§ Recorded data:
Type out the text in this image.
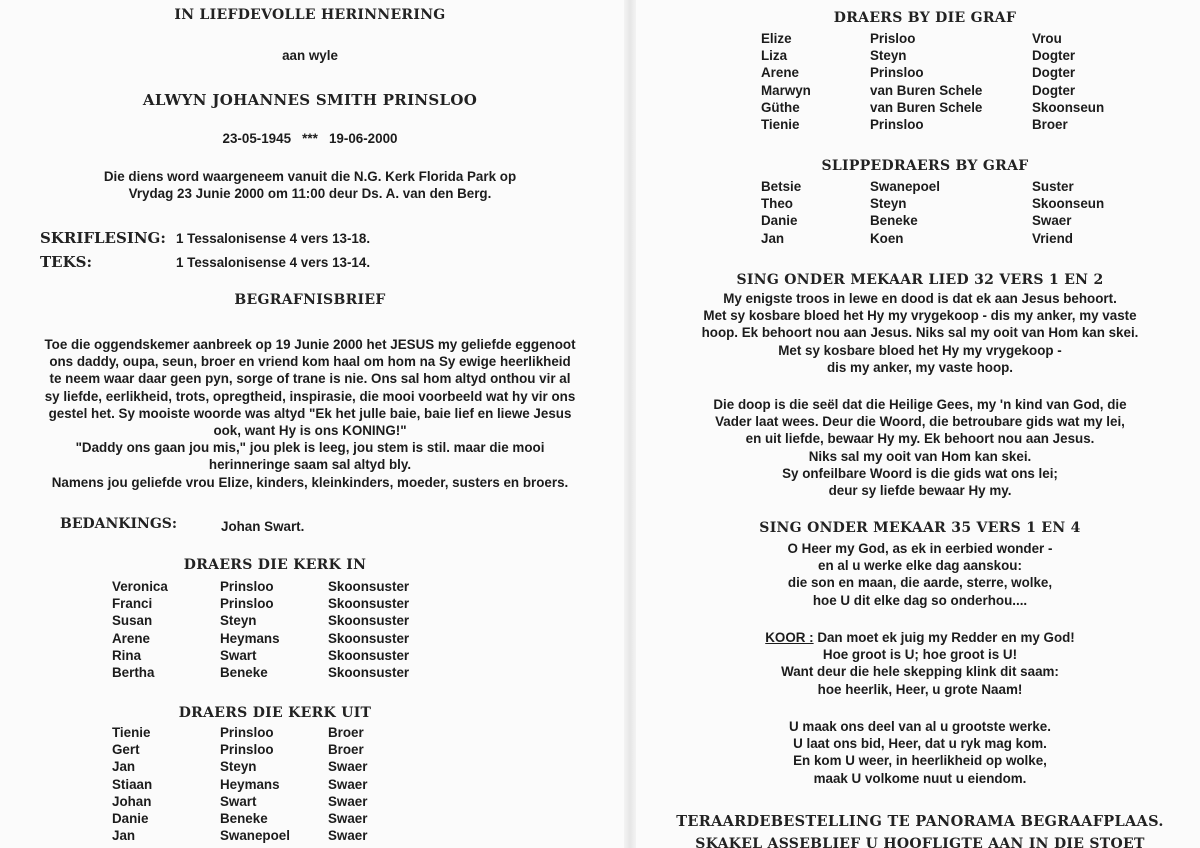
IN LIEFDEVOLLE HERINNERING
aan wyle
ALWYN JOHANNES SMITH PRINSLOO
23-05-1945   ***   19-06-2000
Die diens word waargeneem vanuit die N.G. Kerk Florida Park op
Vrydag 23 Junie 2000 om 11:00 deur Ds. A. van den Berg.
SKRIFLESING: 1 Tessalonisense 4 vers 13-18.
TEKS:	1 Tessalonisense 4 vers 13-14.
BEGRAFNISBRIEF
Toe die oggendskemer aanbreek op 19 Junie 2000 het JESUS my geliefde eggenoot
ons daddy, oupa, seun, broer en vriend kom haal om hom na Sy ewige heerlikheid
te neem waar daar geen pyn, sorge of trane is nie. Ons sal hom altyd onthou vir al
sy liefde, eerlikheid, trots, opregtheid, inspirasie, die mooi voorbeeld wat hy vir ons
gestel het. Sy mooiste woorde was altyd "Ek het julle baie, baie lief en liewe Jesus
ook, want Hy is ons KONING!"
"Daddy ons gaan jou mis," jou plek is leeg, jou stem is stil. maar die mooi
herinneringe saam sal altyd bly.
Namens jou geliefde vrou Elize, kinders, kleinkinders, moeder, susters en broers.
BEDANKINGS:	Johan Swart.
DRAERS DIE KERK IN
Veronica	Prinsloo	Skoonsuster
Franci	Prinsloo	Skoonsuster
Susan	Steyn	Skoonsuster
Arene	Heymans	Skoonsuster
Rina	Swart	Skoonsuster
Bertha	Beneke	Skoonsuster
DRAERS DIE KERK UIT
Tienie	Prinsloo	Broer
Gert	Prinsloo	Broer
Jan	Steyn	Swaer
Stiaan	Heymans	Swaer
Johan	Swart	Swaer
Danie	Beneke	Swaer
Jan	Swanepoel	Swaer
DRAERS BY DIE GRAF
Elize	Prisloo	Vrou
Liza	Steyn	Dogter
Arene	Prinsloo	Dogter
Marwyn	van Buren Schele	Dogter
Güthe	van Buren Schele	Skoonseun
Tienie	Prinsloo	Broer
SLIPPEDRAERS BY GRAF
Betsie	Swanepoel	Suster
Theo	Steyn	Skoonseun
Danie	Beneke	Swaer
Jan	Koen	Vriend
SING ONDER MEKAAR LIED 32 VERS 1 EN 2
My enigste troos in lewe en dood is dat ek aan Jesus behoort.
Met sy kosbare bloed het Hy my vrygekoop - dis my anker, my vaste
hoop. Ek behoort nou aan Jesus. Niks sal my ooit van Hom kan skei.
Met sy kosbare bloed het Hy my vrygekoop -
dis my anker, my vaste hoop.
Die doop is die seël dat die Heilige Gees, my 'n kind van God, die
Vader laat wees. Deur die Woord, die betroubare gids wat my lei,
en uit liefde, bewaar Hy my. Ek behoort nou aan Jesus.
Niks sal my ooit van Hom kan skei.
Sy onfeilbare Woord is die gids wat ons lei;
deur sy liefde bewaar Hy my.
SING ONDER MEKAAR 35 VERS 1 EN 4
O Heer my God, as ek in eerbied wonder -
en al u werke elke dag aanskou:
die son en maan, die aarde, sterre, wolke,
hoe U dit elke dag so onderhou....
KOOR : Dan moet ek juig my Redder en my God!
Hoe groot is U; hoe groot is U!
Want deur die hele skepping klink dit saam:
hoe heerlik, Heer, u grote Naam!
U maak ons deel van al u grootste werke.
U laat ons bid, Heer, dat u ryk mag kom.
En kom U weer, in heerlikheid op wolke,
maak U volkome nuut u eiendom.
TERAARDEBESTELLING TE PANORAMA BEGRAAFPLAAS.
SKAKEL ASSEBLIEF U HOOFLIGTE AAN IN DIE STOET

...

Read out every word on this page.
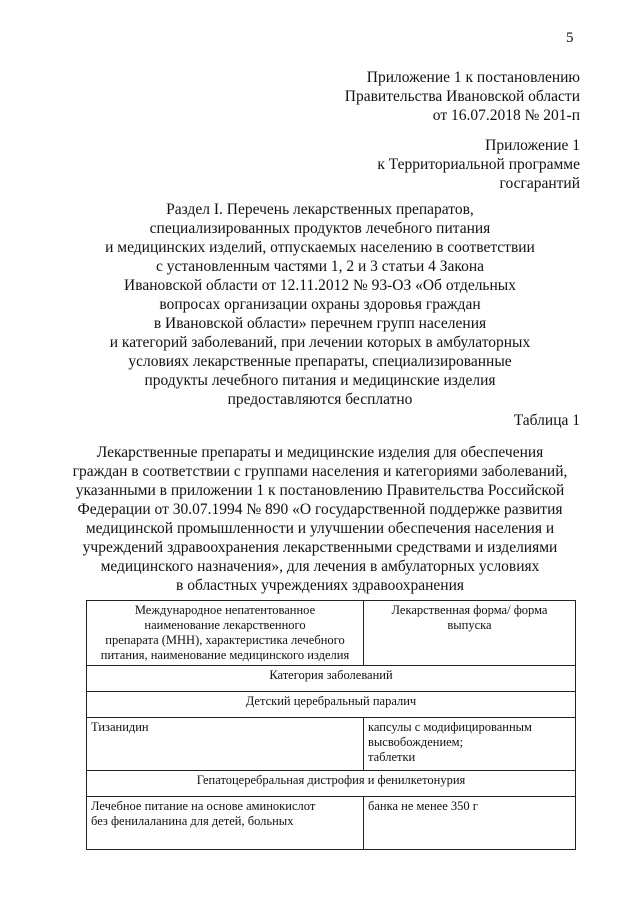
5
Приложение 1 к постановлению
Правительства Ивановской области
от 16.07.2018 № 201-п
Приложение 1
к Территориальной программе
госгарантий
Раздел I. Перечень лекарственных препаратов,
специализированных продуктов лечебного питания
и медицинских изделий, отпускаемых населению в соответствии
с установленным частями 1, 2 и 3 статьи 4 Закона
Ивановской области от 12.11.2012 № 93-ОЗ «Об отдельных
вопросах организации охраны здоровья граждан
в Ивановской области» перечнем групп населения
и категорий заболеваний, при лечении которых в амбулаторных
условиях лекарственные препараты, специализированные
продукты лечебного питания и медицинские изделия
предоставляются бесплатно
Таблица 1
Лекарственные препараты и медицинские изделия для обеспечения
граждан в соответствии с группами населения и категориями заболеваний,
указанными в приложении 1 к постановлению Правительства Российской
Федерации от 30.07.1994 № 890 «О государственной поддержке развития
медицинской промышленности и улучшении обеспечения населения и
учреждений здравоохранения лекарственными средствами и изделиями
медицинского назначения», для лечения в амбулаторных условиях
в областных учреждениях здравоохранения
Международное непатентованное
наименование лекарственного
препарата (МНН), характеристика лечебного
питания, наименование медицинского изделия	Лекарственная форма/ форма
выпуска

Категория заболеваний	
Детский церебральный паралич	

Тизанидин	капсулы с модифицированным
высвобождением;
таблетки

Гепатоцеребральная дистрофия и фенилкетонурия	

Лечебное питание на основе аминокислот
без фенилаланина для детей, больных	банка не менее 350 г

§ What is expected: Collect the complete line wherever the string "Arene" appears in the records.

§ Written answer:
Arene	Heymans	Skoonsuster
Arene	Prinsloo	Dogter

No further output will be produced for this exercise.